Required work: For every line that contains the string "space", pull that line out of the material below.
********
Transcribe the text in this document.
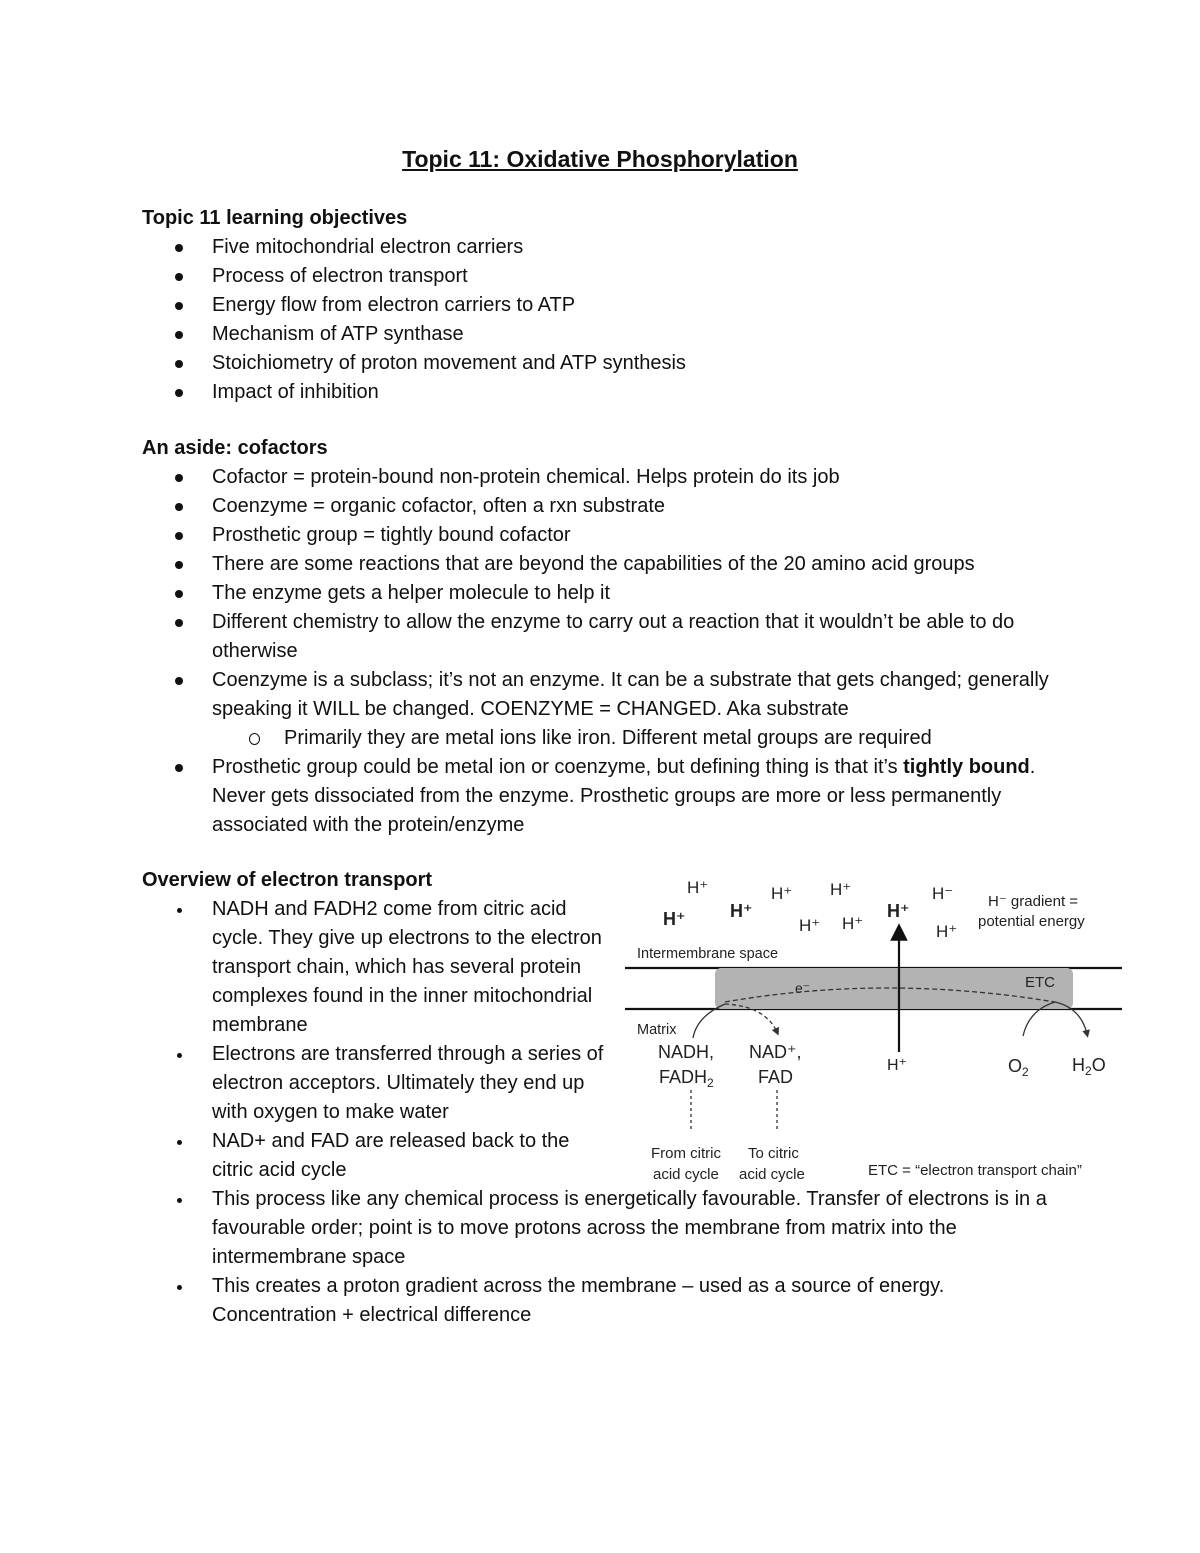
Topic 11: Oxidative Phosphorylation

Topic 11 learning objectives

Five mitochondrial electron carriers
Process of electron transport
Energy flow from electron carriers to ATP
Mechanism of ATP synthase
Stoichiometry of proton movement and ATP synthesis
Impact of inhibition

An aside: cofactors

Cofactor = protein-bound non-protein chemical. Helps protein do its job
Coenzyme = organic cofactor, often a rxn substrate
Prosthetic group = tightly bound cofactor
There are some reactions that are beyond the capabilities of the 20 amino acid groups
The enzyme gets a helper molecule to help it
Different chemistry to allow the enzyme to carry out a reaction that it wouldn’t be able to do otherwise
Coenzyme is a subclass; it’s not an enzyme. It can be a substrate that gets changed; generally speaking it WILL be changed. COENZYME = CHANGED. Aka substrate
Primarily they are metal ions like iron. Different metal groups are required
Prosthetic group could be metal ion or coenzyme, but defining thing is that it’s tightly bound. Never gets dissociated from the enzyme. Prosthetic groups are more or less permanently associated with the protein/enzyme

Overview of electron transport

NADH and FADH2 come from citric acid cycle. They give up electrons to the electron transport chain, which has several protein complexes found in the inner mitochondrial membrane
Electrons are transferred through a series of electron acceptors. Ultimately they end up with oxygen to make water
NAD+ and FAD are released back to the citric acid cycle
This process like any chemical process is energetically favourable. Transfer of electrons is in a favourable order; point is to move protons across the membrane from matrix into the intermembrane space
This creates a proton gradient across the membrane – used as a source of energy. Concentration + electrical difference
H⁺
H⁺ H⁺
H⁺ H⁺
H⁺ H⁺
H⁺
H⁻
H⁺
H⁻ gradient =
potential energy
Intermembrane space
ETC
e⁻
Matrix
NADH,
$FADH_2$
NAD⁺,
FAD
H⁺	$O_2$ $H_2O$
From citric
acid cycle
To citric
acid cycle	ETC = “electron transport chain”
********
Exercise result:
This process like any chemical process is energetically favourable. Transfer of electrons is in a favourable order; point is to move protons across the membrane from matrix into the intermembrane space
Intermembrane space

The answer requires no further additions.